* What this task involves *
Count every line that includes the string "xlabel" in the entries that follow. Nothing besides the number is needed.

[Recorded data]
★ ★ ★ ★ ★ ★ ★

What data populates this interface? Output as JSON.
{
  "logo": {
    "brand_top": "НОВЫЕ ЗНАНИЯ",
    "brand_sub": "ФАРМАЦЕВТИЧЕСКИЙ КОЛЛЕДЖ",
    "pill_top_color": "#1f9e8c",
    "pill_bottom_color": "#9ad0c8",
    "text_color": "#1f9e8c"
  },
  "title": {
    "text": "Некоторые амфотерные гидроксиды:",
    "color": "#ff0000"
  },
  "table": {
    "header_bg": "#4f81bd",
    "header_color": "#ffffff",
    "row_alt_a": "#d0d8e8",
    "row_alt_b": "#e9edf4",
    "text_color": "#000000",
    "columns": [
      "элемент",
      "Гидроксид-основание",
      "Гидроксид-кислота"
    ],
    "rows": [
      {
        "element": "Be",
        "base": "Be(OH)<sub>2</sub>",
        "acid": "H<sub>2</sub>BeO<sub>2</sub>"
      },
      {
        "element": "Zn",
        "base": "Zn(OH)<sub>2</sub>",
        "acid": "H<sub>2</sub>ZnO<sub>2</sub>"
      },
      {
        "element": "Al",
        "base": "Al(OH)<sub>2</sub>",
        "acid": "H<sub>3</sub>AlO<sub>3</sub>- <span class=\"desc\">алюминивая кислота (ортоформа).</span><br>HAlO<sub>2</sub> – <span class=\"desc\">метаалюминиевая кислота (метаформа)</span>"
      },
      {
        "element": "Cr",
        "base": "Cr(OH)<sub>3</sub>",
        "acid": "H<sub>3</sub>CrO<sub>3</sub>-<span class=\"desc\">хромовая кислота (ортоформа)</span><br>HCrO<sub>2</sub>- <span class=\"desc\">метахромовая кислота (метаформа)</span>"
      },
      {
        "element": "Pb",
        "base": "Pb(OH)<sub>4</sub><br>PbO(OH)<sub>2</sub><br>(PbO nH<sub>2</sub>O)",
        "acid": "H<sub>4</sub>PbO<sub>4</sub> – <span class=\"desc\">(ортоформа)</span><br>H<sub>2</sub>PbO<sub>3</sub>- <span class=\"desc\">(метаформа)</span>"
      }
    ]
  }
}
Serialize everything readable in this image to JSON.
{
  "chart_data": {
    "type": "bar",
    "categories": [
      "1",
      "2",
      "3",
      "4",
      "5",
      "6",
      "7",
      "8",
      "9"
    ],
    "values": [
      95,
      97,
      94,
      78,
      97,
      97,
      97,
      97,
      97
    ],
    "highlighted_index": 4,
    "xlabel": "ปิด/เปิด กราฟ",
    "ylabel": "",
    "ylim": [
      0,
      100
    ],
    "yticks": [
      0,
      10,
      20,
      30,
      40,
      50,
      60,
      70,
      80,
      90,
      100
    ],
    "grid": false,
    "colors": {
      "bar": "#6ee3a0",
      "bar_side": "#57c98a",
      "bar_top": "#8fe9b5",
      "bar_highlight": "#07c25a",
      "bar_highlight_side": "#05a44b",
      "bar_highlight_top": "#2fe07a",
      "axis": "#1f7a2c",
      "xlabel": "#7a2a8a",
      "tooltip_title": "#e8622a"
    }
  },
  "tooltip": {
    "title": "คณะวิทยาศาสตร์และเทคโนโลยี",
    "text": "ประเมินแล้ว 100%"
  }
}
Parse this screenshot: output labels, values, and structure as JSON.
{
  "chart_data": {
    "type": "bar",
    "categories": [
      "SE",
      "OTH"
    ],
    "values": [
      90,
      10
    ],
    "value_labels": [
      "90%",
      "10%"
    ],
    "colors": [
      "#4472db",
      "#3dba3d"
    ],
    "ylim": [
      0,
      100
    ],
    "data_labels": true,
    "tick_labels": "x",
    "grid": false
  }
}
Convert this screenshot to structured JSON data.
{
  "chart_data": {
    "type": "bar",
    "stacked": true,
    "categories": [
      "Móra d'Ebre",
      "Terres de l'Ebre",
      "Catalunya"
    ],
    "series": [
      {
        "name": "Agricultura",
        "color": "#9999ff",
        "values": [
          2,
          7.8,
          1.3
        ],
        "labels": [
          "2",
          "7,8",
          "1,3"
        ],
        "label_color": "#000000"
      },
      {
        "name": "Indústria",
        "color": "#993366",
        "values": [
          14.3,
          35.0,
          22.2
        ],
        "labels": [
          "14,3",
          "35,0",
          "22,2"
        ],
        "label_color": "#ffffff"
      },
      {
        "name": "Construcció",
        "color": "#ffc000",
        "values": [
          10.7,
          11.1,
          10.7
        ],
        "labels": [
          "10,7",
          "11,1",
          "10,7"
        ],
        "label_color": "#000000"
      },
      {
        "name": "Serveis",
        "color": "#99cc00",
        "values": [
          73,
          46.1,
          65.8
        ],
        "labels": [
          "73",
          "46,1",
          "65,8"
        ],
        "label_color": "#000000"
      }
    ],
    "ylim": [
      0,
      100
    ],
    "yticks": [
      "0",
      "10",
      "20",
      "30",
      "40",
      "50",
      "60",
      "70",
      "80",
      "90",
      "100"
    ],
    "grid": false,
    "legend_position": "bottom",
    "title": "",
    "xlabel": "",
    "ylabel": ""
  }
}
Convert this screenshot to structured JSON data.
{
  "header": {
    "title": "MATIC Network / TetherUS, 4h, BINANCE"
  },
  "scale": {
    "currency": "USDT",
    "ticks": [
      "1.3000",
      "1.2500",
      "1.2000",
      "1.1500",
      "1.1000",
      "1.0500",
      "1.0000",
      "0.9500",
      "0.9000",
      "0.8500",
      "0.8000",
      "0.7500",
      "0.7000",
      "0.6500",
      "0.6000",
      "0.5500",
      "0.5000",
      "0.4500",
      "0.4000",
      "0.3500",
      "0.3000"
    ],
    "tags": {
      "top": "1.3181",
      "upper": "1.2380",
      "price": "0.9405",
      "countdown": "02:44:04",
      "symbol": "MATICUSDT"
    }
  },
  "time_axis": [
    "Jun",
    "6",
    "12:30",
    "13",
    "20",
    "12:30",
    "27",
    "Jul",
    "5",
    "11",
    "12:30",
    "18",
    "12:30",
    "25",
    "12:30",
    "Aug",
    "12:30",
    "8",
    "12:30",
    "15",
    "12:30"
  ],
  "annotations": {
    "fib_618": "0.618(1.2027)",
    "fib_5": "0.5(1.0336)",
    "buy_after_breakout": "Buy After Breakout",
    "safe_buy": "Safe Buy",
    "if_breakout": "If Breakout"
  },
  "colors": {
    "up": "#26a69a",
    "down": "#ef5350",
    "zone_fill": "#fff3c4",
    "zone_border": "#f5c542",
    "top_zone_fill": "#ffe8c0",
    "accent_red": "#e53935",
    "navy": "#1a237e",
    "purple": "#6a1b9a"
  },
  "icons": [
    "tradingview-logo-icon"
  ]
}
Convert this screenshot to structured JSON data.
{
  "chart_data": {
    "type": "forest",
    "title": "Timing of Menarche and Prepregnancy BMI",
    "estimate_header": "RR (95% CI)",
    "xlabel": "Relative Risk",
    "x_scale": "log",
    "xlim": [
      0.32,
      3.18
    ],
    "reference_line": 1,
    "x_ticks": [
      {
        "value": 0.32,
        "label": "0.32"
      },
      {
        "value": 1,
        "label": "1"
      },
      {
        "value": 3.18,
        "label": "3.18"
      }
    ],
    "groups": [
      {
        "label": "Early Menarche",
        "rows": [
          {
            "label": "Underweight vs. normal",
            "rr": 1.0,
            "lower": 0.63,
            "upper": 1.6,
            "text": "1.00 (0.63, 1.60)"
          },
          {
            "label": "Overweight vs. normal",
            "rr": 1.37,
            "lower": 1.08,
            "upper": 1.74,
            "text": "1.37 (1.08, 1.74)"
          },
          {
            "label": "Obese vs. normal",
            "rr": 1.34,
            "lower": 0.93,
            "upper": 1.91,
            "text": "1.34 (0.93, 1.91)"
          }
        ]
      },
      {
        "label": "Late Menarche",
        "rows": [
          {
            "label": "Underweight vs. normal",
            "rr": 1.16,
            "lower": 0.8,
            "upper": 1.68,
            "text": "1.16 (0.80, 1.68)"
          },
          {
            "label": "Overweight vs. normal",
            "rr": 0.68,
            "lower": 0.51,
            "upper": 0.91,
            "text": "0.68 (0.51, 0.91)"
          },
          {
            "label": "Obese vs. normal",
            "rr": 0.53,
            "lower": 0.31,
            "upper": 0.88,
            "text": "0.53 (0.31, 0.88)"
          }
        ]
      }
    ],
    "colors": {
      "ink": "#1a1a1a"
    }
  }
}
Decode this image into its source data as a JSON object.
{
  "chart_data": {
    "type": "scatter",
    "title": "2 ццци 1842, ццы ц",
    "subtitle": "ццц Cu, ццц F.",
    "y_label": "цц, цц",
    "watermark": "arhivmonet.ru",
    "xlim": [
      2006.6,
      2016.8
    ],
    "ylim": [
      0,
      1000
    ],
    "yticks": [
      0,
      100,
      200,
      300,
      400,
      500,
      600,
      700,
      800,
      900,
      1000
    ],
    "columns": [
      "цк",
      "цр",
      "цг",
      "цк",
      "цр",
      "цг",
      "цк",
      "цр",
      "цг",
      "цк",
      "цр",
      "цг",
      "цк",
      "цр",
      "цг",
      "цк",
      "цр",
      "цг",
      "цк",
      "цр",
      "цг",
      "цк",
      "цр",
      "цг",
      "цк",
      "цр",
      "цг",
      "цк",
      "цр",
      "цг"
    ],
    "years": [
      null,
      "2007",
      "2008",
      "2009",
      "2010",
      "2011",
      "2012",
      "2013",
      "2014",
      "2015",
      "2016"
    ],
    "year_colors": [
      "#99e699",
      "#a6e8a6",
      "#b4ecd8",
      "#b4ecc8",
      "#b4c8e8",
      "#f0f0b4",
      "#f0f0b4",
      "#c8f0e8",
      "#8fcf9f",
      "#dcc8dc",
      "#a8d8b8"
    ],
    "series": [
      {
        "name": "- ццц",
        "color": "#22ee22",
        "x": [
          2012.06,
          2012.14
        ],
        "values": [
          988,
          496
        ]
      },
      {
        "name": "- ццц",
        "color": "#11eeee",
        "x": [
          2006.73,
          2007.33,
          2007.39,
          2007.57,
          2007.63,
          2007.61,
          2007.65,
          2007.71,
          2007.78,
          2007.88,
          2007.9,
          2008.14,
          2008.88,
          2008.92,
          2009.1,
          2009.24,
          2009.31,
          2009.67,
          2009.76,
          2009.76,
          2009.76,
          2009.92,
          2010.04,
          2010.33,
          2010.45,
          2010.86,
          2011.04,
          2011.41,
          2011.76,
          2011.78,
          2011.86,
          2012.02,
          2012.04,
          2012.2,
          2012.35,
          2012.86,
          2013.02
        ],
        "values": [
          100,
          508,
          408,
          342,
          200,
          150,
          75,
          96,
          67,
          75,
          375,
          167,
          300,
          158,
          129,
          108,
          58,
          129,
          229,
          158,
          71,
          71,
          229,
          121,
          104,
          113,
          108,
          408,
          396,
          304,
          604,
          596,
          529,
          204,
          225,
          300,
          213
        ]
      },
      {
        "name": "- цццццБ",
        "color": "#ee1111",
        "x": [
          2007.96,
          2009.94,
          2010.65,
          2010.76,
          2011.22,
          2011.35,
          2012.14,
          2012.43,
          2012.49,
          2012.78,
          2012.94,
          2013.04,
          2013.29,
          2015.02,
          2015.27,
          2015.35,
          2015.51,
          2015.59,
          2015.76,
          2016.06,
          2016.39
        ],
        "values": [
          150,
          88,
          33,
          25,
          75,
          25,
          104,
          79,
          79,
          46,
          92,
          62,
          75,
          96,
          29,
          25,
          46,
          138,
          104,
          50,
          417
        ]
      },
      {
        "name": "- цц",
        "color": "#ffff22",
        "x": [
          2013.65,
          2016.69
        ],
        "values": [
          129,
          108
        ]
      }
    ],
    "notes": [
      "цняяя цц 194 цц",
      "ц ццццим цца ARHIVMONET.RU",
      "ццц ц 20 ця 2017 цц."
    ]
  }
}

★ ★ ★ ★ ★ ★ ★

* Response to the exercise *
4